Structured figure records
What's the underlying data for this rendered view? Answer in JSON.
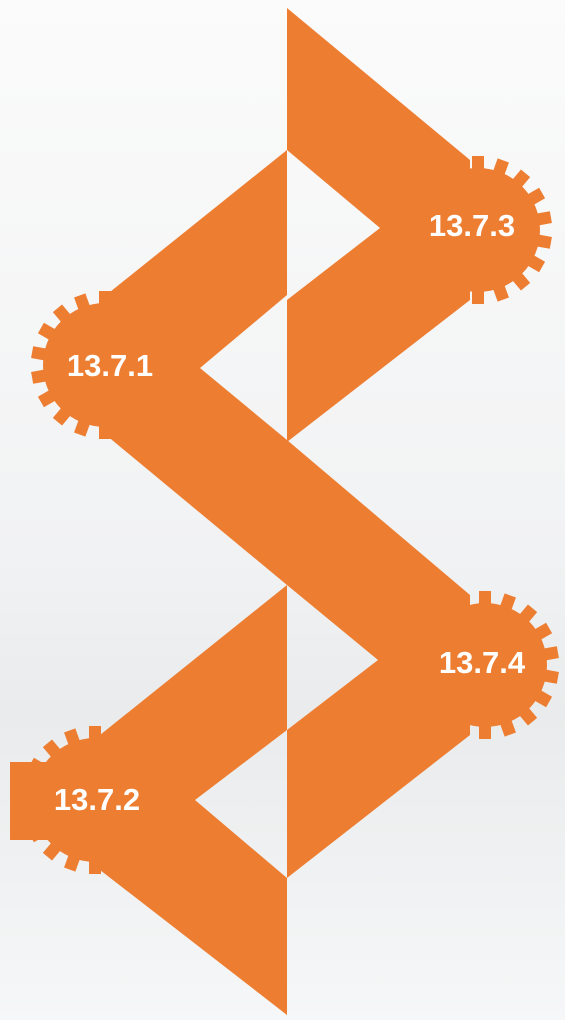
{
  "nodes": [
    {
      "label": "13.7.1"
    },
    {
      "label": "13.7.2"
    },
    {
      "label": "13.7.3"
    },
    {
      "label": "13.7.4"
    }
  ]
}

*AIM OF THE EXERCISE:* Give the material again exactly as it is, but keep the pictures out.

*FINISHED ANSWER:*
What's the underlying data for this rendered view? Answer in JSON.
{
  "nodes": [
    {
      "label": "13.7.1"
    },
    {
      "label": "13.7.2"
    },
    {
      "label": "13.7.3"
    },
    {
      "label": "13.7.4"
    }
  ]
}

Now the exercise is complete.